* _Work to complete_
Work through the data line by line, gathering every line that has the word "text".

* _Records for the task_
++++

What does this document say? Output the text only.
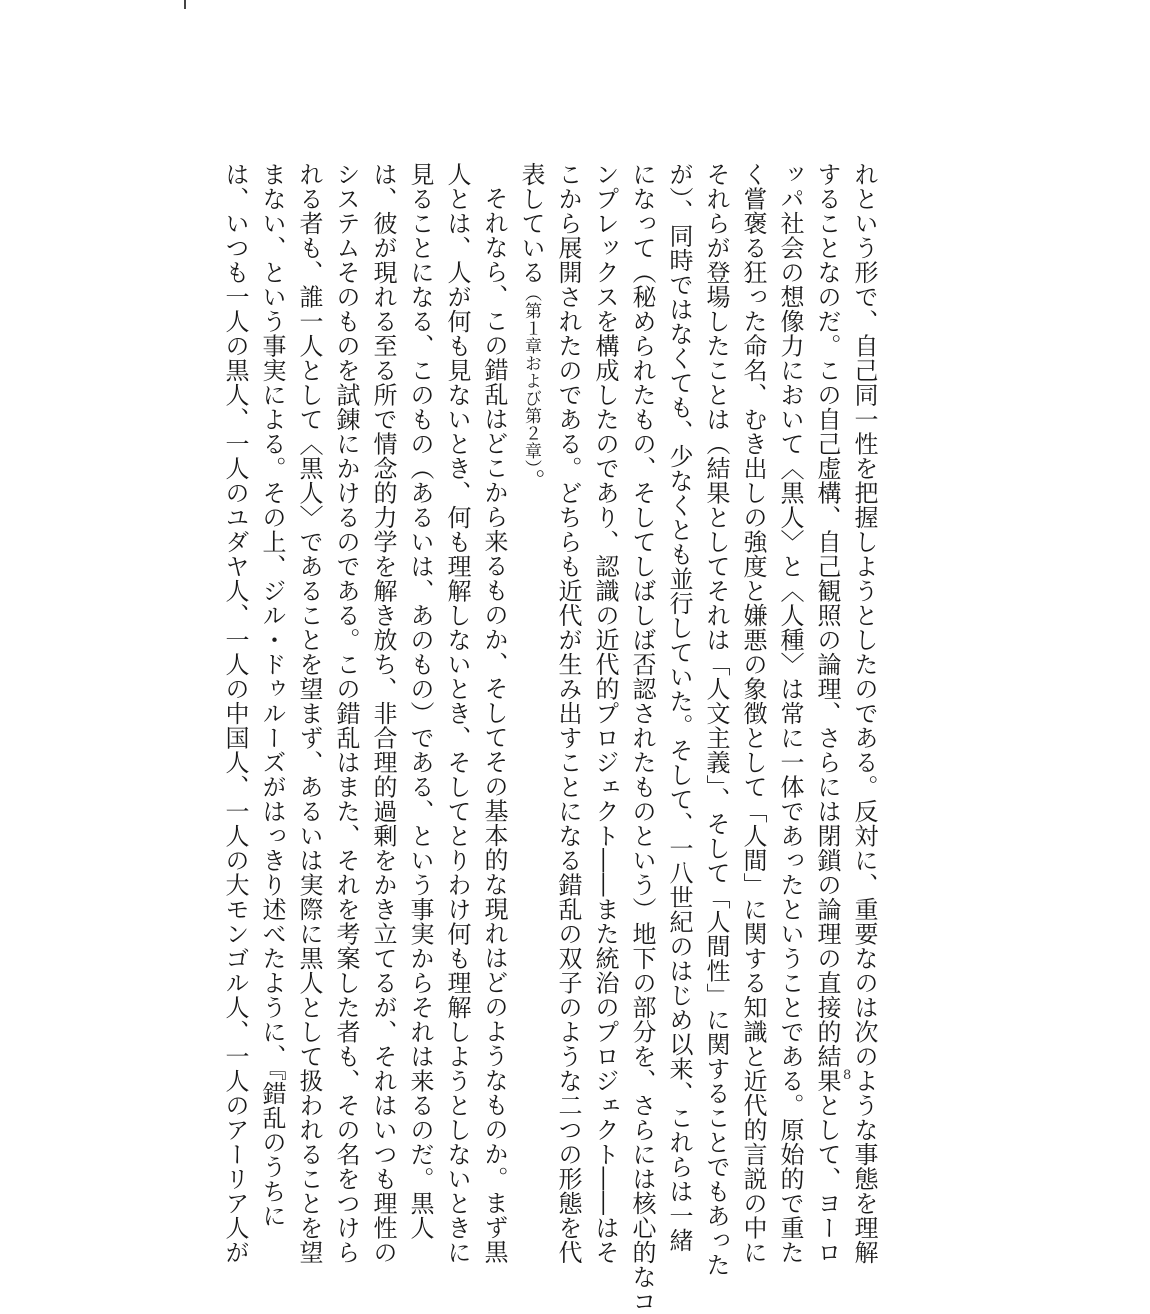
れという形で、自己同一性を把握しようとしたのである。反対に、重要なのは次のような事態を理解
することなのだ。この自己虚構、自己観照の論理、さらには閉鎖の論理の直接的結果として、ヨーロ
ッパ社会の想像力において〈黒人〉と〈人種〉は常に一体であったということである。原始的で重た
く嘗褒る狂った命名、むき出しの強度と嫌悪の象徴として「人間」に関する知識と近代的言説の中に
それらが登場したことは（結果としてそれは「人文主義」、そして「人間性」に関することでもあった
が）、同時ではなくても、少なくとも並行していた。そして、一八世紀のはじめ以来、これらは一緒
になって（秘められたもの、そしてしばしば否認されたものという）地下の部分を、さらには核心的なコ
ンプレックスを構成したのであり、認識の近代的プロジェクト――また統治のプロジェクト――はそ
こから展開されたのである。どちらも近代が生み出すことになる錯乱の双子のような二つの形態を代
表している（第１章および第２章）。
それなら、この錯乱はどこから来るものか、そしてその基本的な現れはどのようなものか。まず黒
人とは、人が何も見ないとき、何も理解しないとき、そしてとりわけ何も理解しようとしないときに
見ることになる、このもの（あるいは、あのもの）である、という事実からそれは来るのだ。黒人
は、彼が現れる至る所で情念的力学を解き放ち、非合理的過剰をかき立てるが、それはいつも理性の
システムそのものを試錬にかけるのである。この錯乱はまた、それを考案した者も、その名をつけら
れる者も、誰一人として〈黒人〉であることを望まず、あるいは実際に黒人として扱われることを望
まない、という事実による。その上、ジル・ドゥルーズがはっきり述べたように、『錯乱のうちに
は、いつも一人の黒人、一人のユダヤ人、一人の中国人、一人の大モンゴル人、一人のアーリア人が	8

++++

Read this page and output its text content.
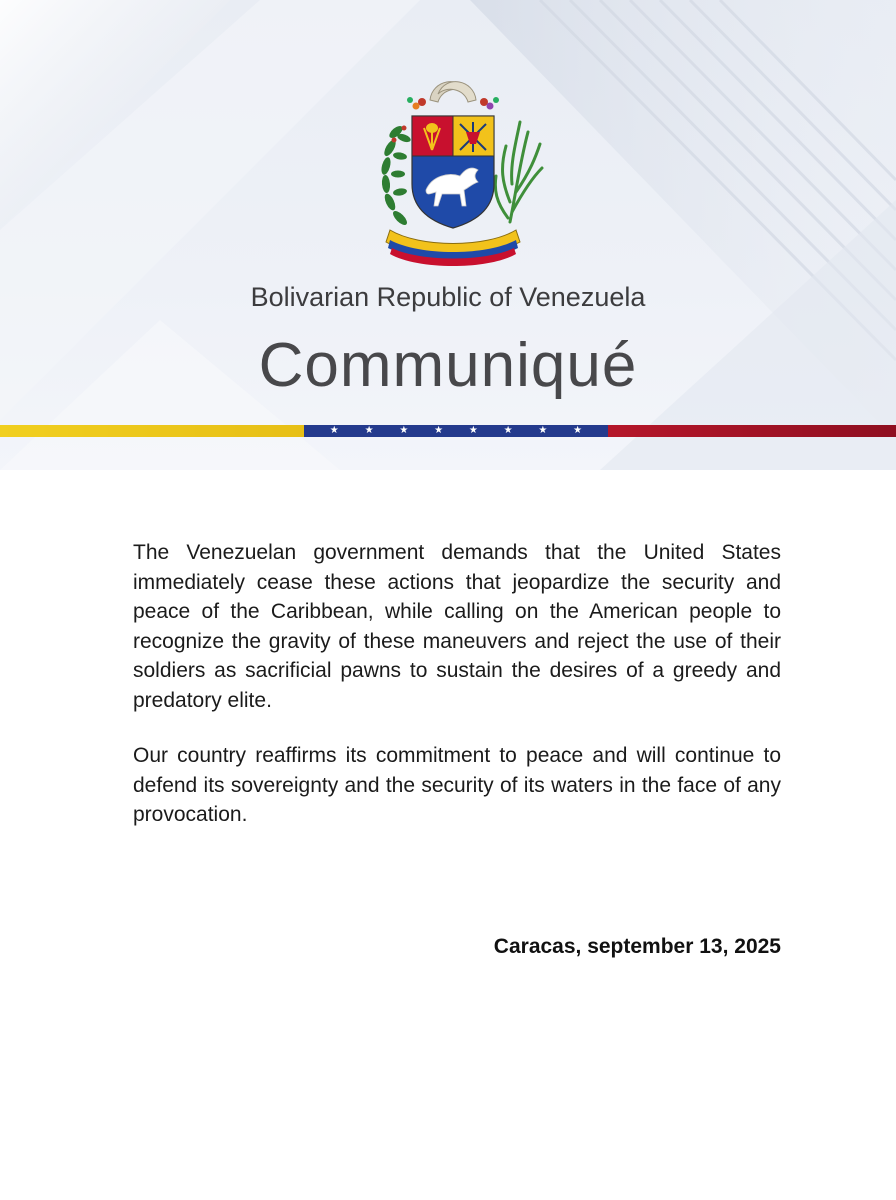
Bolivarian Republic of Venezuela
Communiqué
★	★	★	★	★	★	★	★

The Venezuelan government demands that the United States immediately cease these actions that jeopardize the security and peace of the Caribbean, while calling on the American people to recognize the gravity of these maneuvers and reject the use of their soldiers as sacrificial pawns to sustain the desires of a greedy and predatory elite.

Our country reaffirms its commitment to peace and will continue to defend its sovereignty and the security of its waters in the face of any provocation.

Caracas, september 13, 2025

++++

* _Answer in full_
What does this document say? Output the text only.
Read this page and output its text content.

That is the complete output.